Copy the data exactly as it appears, and do not include any pictures.

Data entries:
"""
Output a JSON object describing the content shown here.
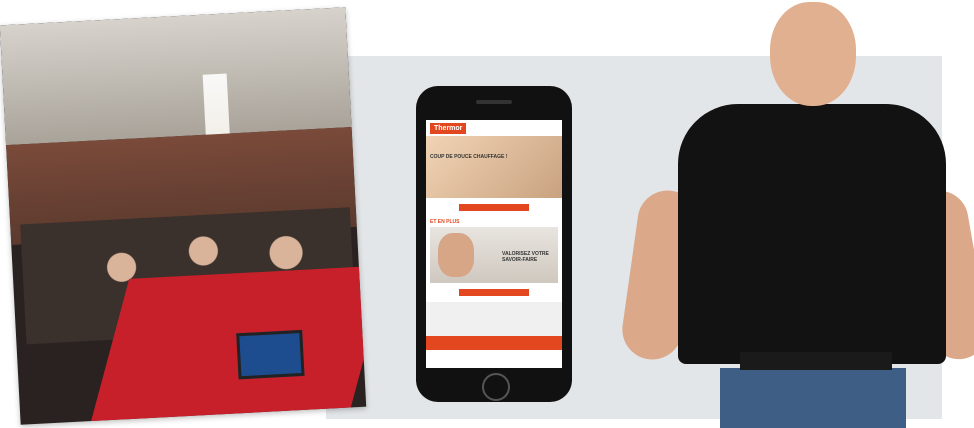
{
  "phone_screen": {
    "brand": "Thermor",
    "hero_headline": "COUP DE POUCE CHAUFFAGE !",
    "section_label": "ET EN PLUS",
    "promo_text": "VALORISEZ VOTRE SAVOIR-FAIRE"
  }
}
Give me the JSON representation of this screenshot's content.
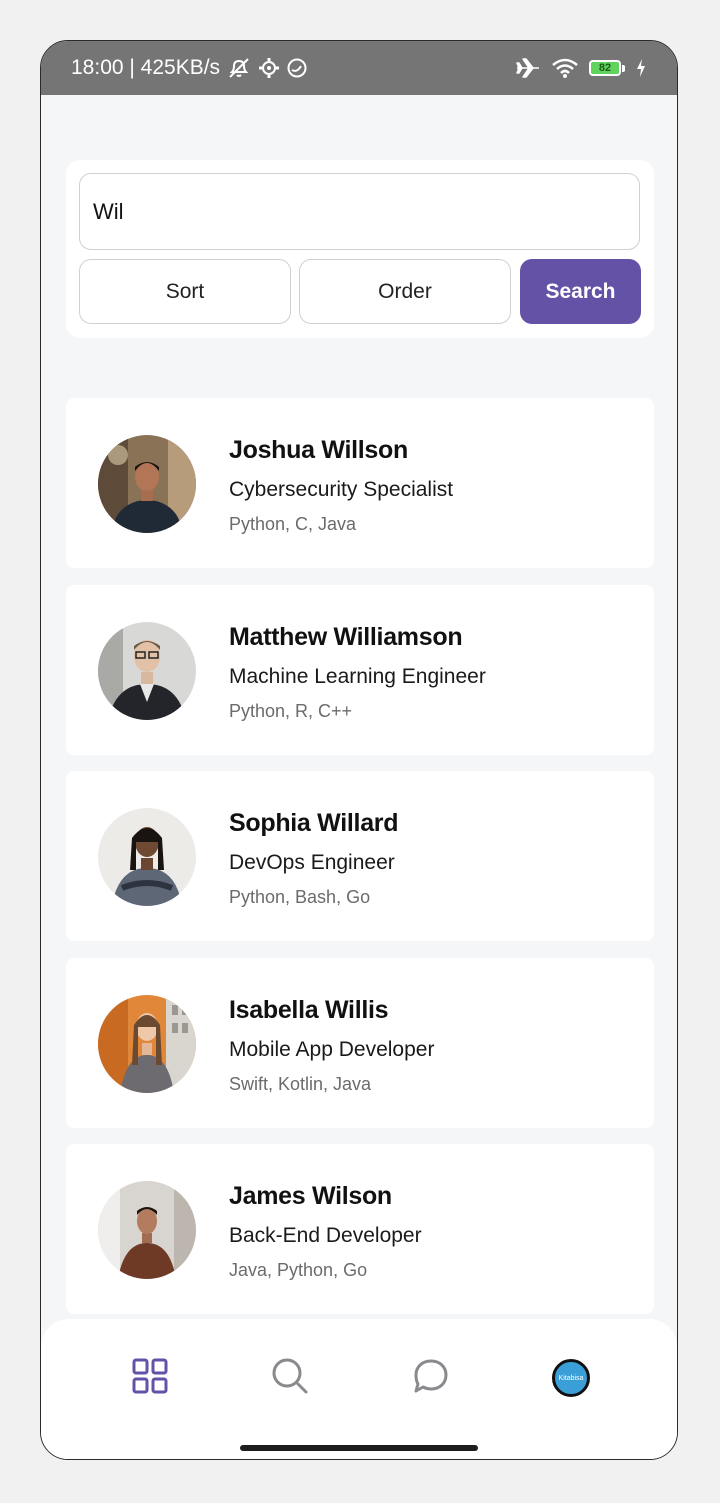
{
  "status_bar": {
    "time_speed": "18:00 | 425KB/s",
    "battery_level": "82"
  },
  "search": {
    "value": "Wil",
    "sort_label": "Sort",
    "order_label": "Order",
    "search_label": "Search",
    "accent_color": "#6452a7"
  },
  "profiles": [
    {
      "name": "Joshua Willson",
      "role": "Cybersecurity Specialist",
      "skills": "Python, C, Java"
    },
    {
      "name": "Matthew Williamson",
      "role": "Machine Learning Engineer",
      "skills": "Python, R, C++"
    },
    {
      "name": "Sophia Willard",
      "role": "DevOps Engineer",
      "skills": "Python, Bash, Go"
    },
    {
      "name": "Isabella Willis",
      "role": "Mobile App Developer",
      "skills": "Swift, Kotlin, Java"
    },
    {
      "name": "James Wilson",
      "role": "Back-End Developer",
      "skills": "Java, Python, Go"
    }
  ],
  "bottom_nav": {
    "items": [
      "grid-icon",
      "search-icon",
      "chat-icon",
      "profile-avatar"
    ],
    "profile_avatar_text": "Kitabisa"
  }
}
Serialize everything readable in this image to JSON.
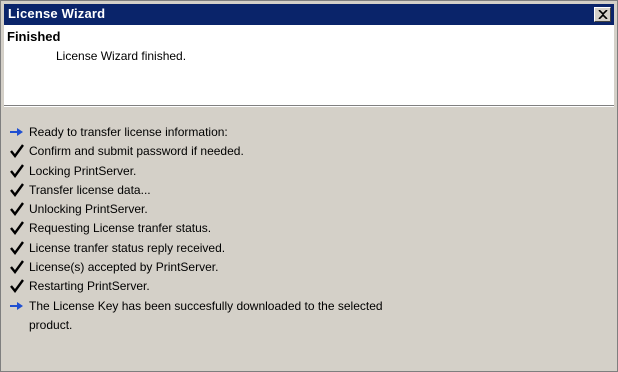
{
  "window": {
    "title": "License Wizard",
    "close_glyph": "✕"
  },
  "header": {
    "title": "Finished",
    "subtitle": "License Wizard finished."
  },
  "log": {
    "items": [
      {
        "icon": "arrow-right-icon",
        "text": "Ready to transfer license information:"
      },
      {
        "icon": "check-icon",
        "text": "Confirm and submit password if needed."
      },
      {
        "icon": "check-icon",
        "text": "Locking PrintServer."
      },
      {
        "icon": "check-icon",
        "text": "Transfer license data..."
      },
      {
        "icon": "check-icon",
        "text": "Unlocking PrintServer."
      },
      {
        "icon": "check-icon",
        "text": "Requesting License tranfer status."
      },
      {
        "icon": "check-icon",
        "text": "License tranfer status reply received."
      },
      {
        "icon": "check-icon",
        "text": "License(s) accepted by PrintServer."
      },
      {
        "icon": "check-icon",
        "text": "Restarting PrintServer."
      },
      {
        "icon": "arrow-right-icon",
        "text": "The License Key has been succesfully downloaded to the selected",
        "text2": "product."
      }
    ]
  },
  "colors": {
    "titlebar": "#0a246a",
    "window_bg": "#d4d0c8",
    "arrow": "#1f4fd1"
  }
}
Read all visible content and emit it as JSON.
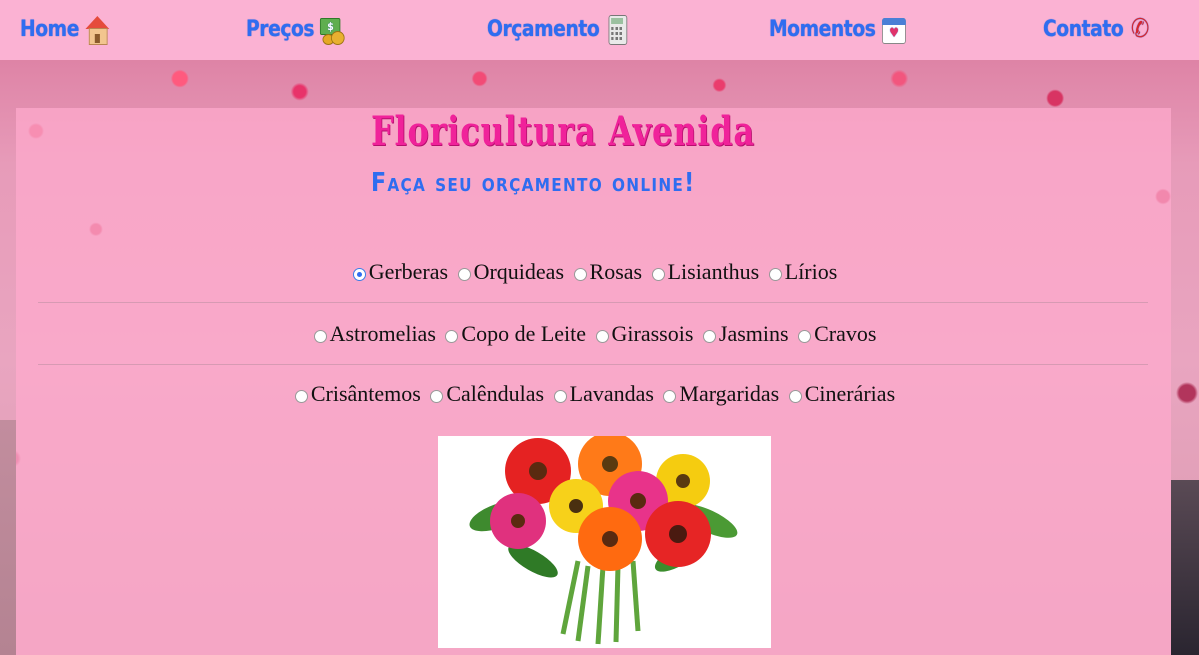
{
  "nav": {
    "items": [
      {
        "label": "Home",
        "icon": "house-icon"
      },
      {
        "label": "Preços",
        "icon": "money-icon"
      },
      {
        "label": "Orçamento",
        "icon": "calculator-icon"
      },
      {
        "label": "Momentos",
        "icon": "calendar-icon"
      },
      {
        "label": "Contato",
        "icon": "phone-icon"
      }
    ]
  },
  "header": {
    "title": "Floricultura Avenida",
    "subtitle": "Faça seu orçamento online!"
  },
  "flowers": {
    "rows": [
      [
        "Gerberas",
        "Orquideas",
        "Rosas",
        "Lisianthus",
        "Lírios"
      ],
      [
        "Astromelias",
        "Copo de Leite",
        "Girassois",
        "Jasmins",
        "Cravos"
      ],
      [
        "Crisântemos",
        "Calêndulas",
        "Lavandas",
        "Margaridas",
        "Cinerárias"
      ]
    ],
    "selected": "Gerberas"
  },
  "colors": {
    "nav_bg": "#fbb2d3",
    "nav_text": "#2f6df0",
    "title": "#f0229a",
    "subtitle": "#2f6df0"
  }
}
"""
Response to this exercise ->
Output a JSON object describing the content shown here.
{
  "phone_screen": {
    "brand": "Thermor",
    "hero_headline": "COUP DE POUCE CHAUFFAGE !",
    "section_label": "ET EN PLUS",
    "promo_text": "VALORISEZ VOTRE SAVOIR-FAIRE"
  }
}
Give me the JSON representation of this screenshot's content.
{
  "status_bar": {
    "time_speed": "18:00 | 425KB/s",
    "battery_level": "82"
  },
  "search": {
    "value": "Wil",
    "sort_label": "Sort",
    "order_label": "Order",
    "search_label": "Search",
    "accent_color": "#6452a7"
  },
  "profiles": [
    {
      "name": "Joshua Willson",
      "role": "Cybersecurity Specialist",
      "skills": "Python, C, Java"
    },
    {
      "name": "Matthew Williamson",
      "role": "Machine Learning Engineer",
      "skills": "Python, R, C++"
    },
    {
      "name": "Sophia Willard",
      "role": "DevOps Engineer",
      "skills": "Python, Bash, Go"
    },
    {
      "name": "Isabella Willis",
      "role": "Mobile App Developer",
      "skills": "Swift, Kotlin, Java"
    },
    {
      "name": "James Wilson",
      "role": "Back-End Developer",
      "skills": "Java, Python, Go"
    }
  ],
  "bottom_nav": {
    "items": [
      "grid-icon",
      "search-icon",
      "chat-icon",
      "profile-avatar"
    ],
    "profile_avatar_text": "Kitabisa"
  }
}
Serialize everything readable in this image to JSON.
{
  "window": {
    "title": "License Wizard",
    "close_glyph": "✕"
  },
  "header": {
    "title": "Finished",
    "subtitle": "License Wizard finished."
  },
  "log": {
    "items": [
      {
        "icon": "arrow-right-icon",
        "text": "Ready to transfer license information:"
      },
      {
        "icon": "check-icon",
        "text": "Confirm and submit password if needed."
      },
      {
        "icon": "check-icon",
        "text": "Locking PrintServer."
      },
      {
        "icon": "check-icon",
        "text": "Transfer license data..."
      },
      {
        "icon": "check-icon",
        "text": "Unlocking PrintServer."
      },
      {
        "icon": "check-icon",
        "text": "Requesting License tranfer status."
      },
      {
        "icon": "check-icon",
        "text": "License tranfer status reply received."
      },
      {
        "icon": "check-icon",
        "text": "License(s) accepted by PrintServer."
      },
      {
        "icon": "check-icon",
        "text": "Restarting PrintServer."
      },
      {
        "icon": "arrow-right-icon",
        "text": "The License Key has been succesfully downloaded to the selected",
        "text2": "product."
      }
    ]
  },
  "colors": {
    "titlebar": "#0a246a",
    "window_bg": "#d4d0c8",
    "arrow": "#1f4fd1"
  }
}
Read all visible content and emit it as JSON.
{
  "nav": {
    "items": [
      {
        "label": "Home",
        "icon": "house-icon"
      },
      {
        "label": "Preços",
        "icon": "money-icon"
      },
      {
        "label": "Orçamento",
        "icon": "calculator-icon"
      },
      {
        "label": "Momentos",
        "icon": "calendar-icon"
      },
      {
        "label": "Contato",
        "icon": "phone-icon"
      }
    ]
  },
  "header": {
    "title": "Floricultura Avenida",
    "subtitle": "Faça seu orçamento online!"
  },
  "flowers": {
    "rows": [
      [
        "Gerberas",
        "Orquideas",
        "Rosas",
        "Lisianthus",
        "Lírios"
      ],
      [
        "Astromelias",
        "Copo de Leite",
        "Girassois",
        "Jasmins",
        "Cravos"
      ],
      [
        "Crisântemos",
        "Calêndulas",
        "Lavandas",
        "Margaridas",
        "Cinerárias"
      ]
    ],
    "selected": "Gerberas"
  },
  "colors": {
    "nav_bg": "#fbb2d3",
    "nav_text": "#2f6df0",
    "title": "#f0229a",
    "subtitle": "#2f6df0"
  }
}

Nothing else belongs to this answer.